--- Exercise data ---

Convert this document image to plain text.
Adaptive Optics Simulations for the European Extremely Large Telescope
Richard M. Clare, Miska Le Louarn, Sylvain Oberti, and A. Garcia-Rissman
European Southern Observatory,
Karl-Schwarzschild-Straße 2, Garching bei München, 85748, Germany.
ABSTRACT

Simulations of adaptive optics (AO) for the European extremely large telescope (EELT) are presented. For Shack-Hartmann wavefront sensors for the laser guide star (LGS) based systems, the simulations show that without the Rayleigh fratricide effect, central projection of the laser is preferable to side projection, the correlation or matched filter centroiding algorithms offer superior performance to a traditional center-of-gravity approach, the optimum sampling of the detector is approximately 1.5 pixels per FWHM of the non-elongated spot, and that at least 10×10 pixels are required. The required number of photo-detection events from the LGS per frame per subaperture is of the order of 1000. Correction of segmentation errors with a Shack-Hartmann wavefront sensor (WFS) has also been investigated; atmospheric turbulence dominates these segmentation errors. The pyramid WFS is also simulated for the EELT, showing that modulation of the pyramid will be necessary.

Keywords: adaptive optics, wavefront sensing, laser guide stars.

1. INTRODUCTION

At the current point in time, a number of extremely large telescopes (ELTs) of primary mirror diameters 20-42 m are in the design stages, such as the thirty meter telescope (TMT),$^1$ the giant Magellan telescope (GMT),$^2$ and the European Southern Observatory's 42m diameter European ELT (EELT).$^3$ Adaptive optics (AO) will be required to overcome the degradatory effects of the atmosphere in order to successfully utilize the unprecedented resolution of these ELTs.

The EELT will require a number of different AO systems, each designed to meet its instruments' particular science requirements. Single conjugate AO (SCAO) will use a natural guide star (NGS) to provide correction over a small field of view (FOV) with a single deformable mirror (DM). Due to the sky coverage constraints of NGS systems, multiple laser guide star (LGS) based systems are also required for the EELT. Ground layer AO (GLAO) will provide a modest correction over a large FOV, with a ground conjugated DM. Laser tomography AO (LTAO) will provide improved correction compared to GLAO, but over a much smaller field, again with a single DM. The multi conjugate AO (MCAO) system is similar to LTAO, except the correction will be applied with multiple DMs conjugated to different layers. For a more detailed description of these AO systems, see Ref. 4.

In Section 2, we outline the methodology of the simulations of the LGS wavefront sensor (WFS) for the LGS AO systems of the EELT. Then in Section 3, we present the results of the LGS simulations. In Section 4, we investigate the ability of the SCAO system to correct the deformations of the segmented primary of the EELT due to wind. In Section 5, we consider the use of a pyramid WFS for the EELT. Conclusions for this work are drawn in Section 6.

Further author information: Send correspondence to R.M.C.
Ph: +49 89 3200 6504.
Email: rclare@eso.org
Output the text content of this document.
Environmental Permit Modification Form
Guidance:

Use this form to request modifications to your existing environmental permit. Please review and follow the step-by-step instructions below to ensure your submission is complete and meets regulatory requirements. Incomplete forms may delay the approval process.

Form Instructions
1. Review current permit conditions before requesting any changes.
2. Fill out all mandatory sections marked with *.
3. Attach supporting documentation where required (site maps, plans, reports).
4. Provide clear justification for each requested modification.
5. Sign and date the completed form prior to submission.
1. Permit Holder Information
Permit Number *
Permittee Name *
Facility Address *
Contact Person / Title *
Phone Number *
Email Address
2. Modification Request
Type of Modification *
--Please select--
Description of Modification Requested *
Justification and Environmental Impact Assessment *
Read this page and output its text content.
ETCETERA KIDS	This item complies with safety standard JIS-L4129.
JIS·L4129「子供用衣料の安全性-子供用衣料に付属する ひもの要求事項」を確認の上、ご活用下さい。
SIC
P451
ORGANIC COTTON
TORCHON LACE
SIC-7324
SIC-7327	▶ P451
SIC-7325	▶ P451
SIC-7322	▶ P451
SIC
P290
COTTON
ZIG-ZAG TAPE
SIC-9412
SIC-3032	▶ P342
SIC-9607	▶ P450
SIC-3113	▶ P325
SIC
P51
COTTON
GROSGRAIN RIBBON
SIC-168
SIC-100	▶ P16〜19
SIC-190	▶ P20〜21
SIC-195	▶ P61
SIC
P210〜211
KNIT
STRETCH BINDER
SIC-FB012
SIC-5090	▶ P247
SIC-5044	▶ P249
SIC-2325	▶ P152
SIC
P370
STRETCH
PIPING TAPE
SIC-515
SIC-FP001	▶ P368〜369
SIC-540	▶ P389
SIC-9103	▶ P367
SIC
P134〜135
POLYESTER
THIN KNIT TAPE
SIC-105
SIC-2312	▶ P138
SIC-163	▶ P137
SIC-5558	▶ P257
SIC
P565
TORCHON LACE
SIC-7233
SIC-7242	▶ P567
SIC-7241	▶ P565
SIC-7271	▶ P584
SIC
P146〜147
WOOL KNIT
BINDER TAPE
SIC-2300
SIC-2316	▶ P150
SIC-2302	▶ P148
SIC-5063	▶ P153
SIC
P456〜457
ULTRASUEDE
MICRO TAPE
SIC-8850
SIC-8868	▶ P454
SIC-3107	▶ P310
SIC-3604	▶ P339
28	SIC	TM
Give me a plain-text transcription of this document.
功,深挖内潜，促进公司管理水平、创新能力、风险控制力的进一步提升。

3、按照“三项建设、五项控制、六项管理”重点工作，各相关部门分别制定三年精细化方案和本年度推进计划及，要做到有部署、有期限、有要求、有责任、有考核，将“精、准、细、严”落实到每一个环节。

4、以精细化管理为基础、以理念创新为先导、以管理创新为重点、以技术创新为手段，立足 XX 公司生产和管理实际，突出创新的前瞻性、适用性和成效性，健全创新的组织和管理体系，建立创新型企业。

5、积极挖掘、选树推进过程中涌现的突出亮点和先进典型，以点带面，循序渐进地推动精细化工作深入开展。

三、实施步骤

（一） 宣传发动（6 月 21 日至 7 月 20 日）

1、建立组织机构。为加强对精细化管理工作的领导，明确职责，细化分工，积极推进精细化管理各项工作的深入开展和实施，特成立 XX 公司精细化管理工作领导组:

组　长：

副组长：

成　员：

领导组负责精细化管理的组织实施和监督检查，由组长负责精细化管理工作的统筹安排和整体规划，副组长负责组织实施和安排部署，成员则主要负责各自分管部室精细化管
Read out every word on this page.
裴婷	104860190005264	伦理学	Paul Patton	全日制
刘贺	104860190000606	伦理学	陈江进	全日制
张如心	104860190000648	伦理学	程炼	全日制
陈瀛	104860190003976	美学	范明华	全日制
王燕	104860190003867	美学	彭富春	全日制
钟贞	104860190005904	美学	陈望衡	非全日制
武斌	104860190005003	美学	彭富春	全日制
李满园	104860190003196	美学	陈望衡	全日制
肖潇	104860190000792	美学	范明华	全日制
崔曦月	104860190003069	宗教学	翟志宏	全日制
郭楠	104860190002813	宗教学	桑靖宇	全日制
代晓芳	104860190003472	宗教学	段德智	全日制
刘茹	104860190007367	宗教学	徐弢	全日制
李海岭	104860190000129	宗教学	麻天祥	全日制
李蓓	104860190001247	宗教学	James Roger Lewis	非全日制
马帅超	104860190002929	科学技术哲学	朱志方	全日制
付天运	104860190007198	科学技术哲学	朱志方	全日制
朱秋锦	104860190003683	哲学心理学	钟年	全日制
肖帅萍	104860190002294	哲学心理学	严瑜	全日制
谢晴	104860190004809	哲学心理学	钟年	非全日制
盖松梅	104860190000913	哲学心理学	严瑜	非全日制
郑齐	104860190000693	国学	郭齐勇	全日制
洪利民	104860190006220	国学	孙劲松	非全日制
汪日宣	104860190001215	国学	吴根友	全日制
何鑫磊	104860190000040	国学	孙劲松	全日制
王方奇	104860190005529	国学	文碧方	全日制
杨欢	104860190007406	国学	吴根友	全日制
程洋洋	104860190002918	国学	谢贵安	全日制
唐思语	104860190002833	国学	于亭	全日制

---

Aim =>
Write out the whole listing again. Match it word for word.

Solution for this problem =>
Convert this document image to plain text.
Adaptive Optics Simulations for the European Extremely Large Telescope
Richard M. Clare, Miska Le Louarn, Sylvain Oberti, and A. Garcia-Rissman
European Southern Observatory,
Karl-Schwarzschild-Straße 2, Garching bei München, 85748, Germany.
ABSTRACT

Simulations of adaptive optics (AO) for the European extremely large telescope (EELT) are presented. For Shack-Hartmann wavefront sensors for the laser guide star (LGS) based systems, the simulations show that without the Rayleigh fratricide effect, central projection of the laser is preferable to side projection, the correlation or matched filter centroiding algorithms offer superior performance to a traditional center-of-gravity approach, the optimum sampling of the detector is approximately 1.5 pixels per FWHM of the non-elongated spot, and that at least 10×10 pixels are required. The required number of photo-detection events from the LGS per frame per subaperture is of the order of 1000. Correction of segmentation errors with a Shack-Hartmann wavefront sensor (WFS) has also been investigated; atmospheric turbulence dominates these segmentation errors. The pyramid WFS is also simulated for the EELT, showing that modulation of the pyramid will be necessary.

Keywords: adaptive optics, wavefront sensing, laser guide stars.

1. INTRODUCTION

At the current point in time, a number of extremely large telescopes (ELTs) of primary mirror diameters 20-42 m are in the design stages, such as the thirty meter telescope (TMT),$^1$ the giant Magellan telescope (GMT),$^2$ and the European Southern Observatory's 42m diameter European ELT (EELT).$^3$ Adaptive optics (AO) will be required to overcome the degradatory effects of the atmosphere in order to successfully utilize the unprecedented resolution of these ELTs.

The EELT will require a number of different AO systems, each designed to meet its instruments' particular science requirements. Single conjugate AO (SCAO) will use a natural guide star (NGS) to provide correction over a small field of view (FOV) with a single deformable mirror (DM). Due to the sky coverage constraints of NGS systems, multiple laser guide star (LGS) based systems are also required for the EELT. Ground layer AO (GLAO) will provide a modest correction over a large FOV, with a ground conjugated DM. Laser tomography AO (LTAO) will provide improved correction compared to GLAO, but over a much smaller field, again with a single DM. The multi conjugate AO (MCAO) system is similar to LTAO, except the correction will be applied with multiple DMs conjugated to different layers. For a more detailed description of these AO systems, see Ref. 4.

In Section 2, we outline the methodology of the simulations of the LGS wavefront sensor (WFS) for the LGS AO systems of the EELT. Then in Section 3, we present the results of the LGS simulations. In Section 4, we investigate the ability of the SCAO system to correct the deformations of the segmented primary of the EELT due to wind. In Section 5, we consider the use of a pyramid WFS for the EELT. Conclusions for this work are drawn in Section 6.

Further author information: Send correspondence to R.M.C.
Ph: +49 89 3200 6504.
Email: rclare@eso.org
Output the text content of this document.
Environmental Permit Modification Form
Guidance:

Use this form to request modifications to your existing environmental permit. Please review and follow the step-by-step instructions below to ensure your submission is complete and meets regulatory requirements. Incomplete forms may delay the approval process.

Form Instructions
1. Review current permit conditions before requesting any changes.
2. Fill out all mandatory sections marked with *.
3. Attach supporting documentation where required (site maps, plans, reports).
4. Provide clear justification for each requested modification.
5. Sign and date the completed form prior to submission.
1. Permit Holder Information
Permit Number *
Permittee Name *
Facility Address *
Contact Person / Title *
Phone Number *
Email Address
2. Modification Request
Type of Modification *
--Please select--
Description of Modification Requested *
Justification and Environmental Impact Assessment *
Read this page and output its text content.
ETCETERA KIDS	This item complies with safety standard JIS-L4129.
JIS·L4129「子供用衣料の安全性-子供用衣料に付属する ひもの要求事項」を確認の上、ご活用下さい。
SIC
P451
ORGANIC COTTON
TORCHON LACE
SIC-7324
SIC-7327	▶ P451
SIC-7325	▶ P451
SIC-7322	▶ P451
SIC
P290
COTTON
ZIG-ZAG TAPE
SIC-9412
SIC-3032	▶ P342
SIC-9607	▶ P450
SIC-3113	▶ P325
SIC
P51
COTTON
GROSGRAIN RIBBON
SIC-168
SIC-100	▶ P16〜19
SIC-190	▶ P20〜21
SIC-195	▶ P61
SIC
P210〜211
KNIT
STRETCH BINDER
SIC-FB012
SIC-5090	▶ P247
SIC-5044	▶ P249
SIC-2325	▶ P152
SIC
P370
STRETCH
PIPING TAPE
SIC-515
SIC-FP001	▶ P368〜369
SIC-540	▶ P389
SIC-9103	▶ P367
SIC
P134〜135
POLYESTER
THIN KNIT TAPE
SIC-105
SIC-2312	▶ P138
SIC-163	▶ P137
SIC-5558	▶ P257
SIC
P565
TORCHON LACE
SIC-7233
SIC-7242	▶ P567
SIC-7241	▶ P565
SIC-7271	▶ P584
SIC
P146〜147
WOOL KNIT
BINDER TAPE
SIC-2300
SIC-2316	▶ P150
SIC-2302	▶ P148
SIC-5063	▶ P153
SIC
P456〜457
ULTRASUEDE
MICRO TAPE
SIC-8850
SIC-8868	▶ P454
SIC-3107	▶ P310
SIC-3604	▶ P339
28	SIC	TM
Give me a plain-text transcription of this document.
功,深挖内潜，促进公司管理水平、创新能力、风险控制力的进一步提升。

3、按照“三项建设、五项控制、六项管理”重点工作，各相关部门分别制定三年精细化方案和本年度推进计划及，要做到有部署、有期限、有要求、有责任、有考核，将“精、准、细、严”落实到每一个环节。

4、以精细化管理为基础、以理念创新为先导、以管理创新为重点、以技术创新为手段，立足 XX 公司生产和管理实际，突出创新的前瞻性、适用性和成效性，健全创新的组织和管理体系，建立创新型企业。

5、积极挖掘、选树推进过程中涌现的突出亮点和先进典型，以点带面，循序渐进地推动精细化工作深入开展。

三、实施步骤

（一） 宣传发动（6 月 21 日至 7 月 20 日）

1、建立组织机构。为加强对精细化管理工作的领导，明确职责，细化分工，积极推进精细化管理各项工作的深入开展和实施，特成立 XX 公司精细化管理工作领导组:

组　长：

副组长：

成　员：

领导组负责精细化管理的组织实施和监督检查，由组长负责精细化管理工作的统筹安排和整体规划，副组长负责组织实施和安排部署，成员则主要负责各自分管部室精细化管
Read out every word on this page.
裴婷	104860190005264	伦理学	Paul Patton	全日制
刘贺	104860190000606	伦理学	陈江进	全日制
张如心	104860190000648	伦理学	程炼	全日制
陈瀛	104860190003976	美学	范明华	全日制
王燕	104860190003867	美学	彭富春	全日制
钟贞	104860190005904	美学	陈望衡	非全日制
武斌	104860190005003	美学	彭富春	全日制
李满园	104860190003196	美学	陈望衡	全日制
肖潇	104860190000792	美学	范明华	全日制
崔曦月	104860190003069	宗教学	翟志宏	全日制
郭楠	104860190002813	宗教学	桑靖宇	全日制
代晓芳	104860190003472	宗教学	段德智	全日制
刘茹	104860190007367	宗教学	徐弢	全日制
李海岭	104860190000129	宗教学	麻天祥	全日制
李蓓	104860190001247	宗教学	James Roger Lewis	非全日制
马帅超	104860190002929	科学技术哲学	朱志方	全日制
付天运	104860190007198	科学技术哲学	朱志方	全日制
朱秋锦	104860190003683	哲学心理学	钟年	全日制
肖帅萍	104860190002294	哲学心理学	严瑜	全日制
谢晴	104860190004809	哲学心理学	钟年	非全日制
盖松梅	104860190000913	哲学心理学	严瑜	非全日制
郑齐	104860190000693	国学	郭齐勇	全日制
洪利民	104860190006220	国学	孙劲松	非全日制
汪日宣	104860190001215	国学	吴根友	全日制
何鑫磊	104860190000040	国学	孙劲松	全日制
王方奇	104860190005529	国学	文碧方	全日制
杨欢	104860190007406	国学	吴根友	全日制
程洋洋	104860190002918	国学	谢贵安	全日制
唐思语	104860190002833	国学	于亭	全日制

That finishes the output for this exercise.